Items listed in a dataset
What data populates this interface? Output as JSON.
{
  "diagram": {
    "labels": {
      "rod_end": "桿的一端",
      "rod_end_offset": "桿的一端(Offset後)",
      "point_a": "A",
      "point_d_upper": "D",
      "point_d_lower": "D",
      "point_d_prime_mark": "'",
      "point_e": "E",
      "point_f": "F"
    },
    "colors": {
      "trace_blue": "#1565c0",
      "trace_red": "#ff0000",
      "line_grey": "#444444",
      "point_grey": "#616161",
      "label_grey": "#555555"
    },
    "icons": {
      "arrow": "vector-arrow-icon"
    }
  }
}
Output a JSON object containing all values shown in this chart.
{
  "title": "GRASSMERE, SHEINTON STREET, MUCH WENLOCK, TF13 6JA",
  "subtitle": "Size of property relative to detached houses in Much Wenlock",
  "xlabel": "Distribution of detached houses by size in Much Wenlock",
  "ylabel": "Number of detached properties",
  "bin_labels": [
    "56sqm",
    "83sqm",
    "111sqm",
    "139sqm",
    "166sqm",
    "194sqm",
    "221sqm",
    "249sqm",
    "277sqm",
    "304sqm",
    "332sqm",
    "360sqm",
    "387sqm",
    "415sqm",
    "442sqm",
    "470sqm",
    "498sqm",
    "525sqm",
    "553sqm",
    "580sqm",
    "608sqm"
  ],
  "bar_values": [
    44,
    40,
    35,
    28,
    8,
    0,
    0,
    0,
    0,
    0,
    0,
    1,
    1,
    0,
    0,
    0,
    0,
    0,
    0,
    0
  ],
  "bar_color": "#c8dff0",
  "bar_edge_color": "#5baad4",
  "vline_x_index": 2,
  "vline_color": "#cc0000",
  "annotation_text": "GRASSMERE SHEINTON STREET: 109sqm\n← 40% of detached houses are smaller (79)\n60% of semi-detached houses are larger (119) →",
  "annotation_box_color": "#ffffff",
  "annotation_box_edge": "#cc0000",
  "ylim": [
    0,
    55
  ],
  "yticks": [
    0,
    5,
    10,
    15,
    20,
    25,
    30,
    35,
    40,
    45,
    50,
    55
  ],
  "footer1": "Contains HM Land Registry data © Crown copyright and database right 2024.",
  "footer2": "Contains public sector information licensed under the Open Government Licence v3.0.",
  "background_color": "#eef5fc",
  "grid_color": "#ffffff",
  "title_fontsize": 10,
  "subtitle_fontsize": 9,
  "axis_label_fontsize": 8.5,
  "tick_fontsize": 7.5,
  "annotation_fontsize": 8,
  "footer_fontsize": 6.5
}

__WHAT IS BEING ASKED__
Copy out each line above, character for character.

__THE RESULT__
What data populates this interface? Output as JSON.
{
  "diagram": {
    "labels": {
      "rod_end": "桿的一端",
      "rod_end_offset": "桿的一端(Offset後)",
      "point_a": "A",
      "point_d_upper": "D",
      "point_d_lower": "D",
      "point_d_prime_mark": "'",
      "point_e": "E",
      "point_f": "F"
    },
    "colors": {
      "trace_blue": "#1565c0",
      "trace_red": "#ff0000",
      "line_grey": "#444444",
      "point_grey": "#616161",
      "label_grey": "#555555"
    },
    "icons": {
      "arrow": "vector-arrow-icon"
    }
  }
}
Output a JSON object containing all values shown in this chart.
{
  "title": "GRASSMERE, SHEINTON STREET, MUCH WENLOCK, TF13 6JA",
  "subtitle": "Size of property relative to detached houses in Much Wenlock",
  "xlabel": "Distribution of detached houses by size in Much Wenlock",
  "ylabel": "Number of detached properties",
  "bin_labels": [
    "56sqm",
    "83sqm",
    "111sqm",
    "139sqm",
    "166sqm",
    "194sqm",
    "221sqm",
    "249sqm",
    "277sqm",
    "304sqm",
    "332sqm",
    "360sqm",
    "387sqm",
    "415sqm",
    "442sqm",
    "470sqm",
    "498sqm",
    "525sqm",
    "553sqm",
    "580sqm",
    "608sqm"
  ],
  "bar_values": [
    44,
    40,
    35,
    28,
    8,
    0,
    0,
    0,
    0,
    0,
    0,
    1,
    1,
    0,
    0,
    0,
    0,
    0,
    0,
    0
  ],
  "bar_color": "#c8dff0",
  "bar_edge_color": "#5baad4",
  "vline_x_index": 2,
  "vline_color": "#cc0000",
  "annotation_text": "GRASSMERE SHEINTON STREET: 109sqm\n← 40% of detached houses are smaller (79)\n60% of semi-detached houses are larger (119) →",
  "annotation_box_color": "#ffffff",
  "annotation_box_edge": "#cc0000",
  "ylim": [
    0,
    55
  ],
  "yticks": [
    0,
    5,
    10,
    15,
    20,
    25,
    30,
    35,
    40,
    45,
    50,
    55
  ],
  "footer1": "Contains HM Land Registry data © Crown copyright and database right 2024.",
  "footer2": "Contains public sector information licensed under the Open Government Licence v3.0.",
  "background_color": "#eef5fc",
  "grid_color": "#ffffff",
  "title_fontsize": 10,
  "subtitle_fontsize": 9,
  "axis_label_fontsize": 8.5,
  "tick_fontsize": 7.5,
  "annotation_fontsize": 8,
  "footer_fontsize": 6.5
}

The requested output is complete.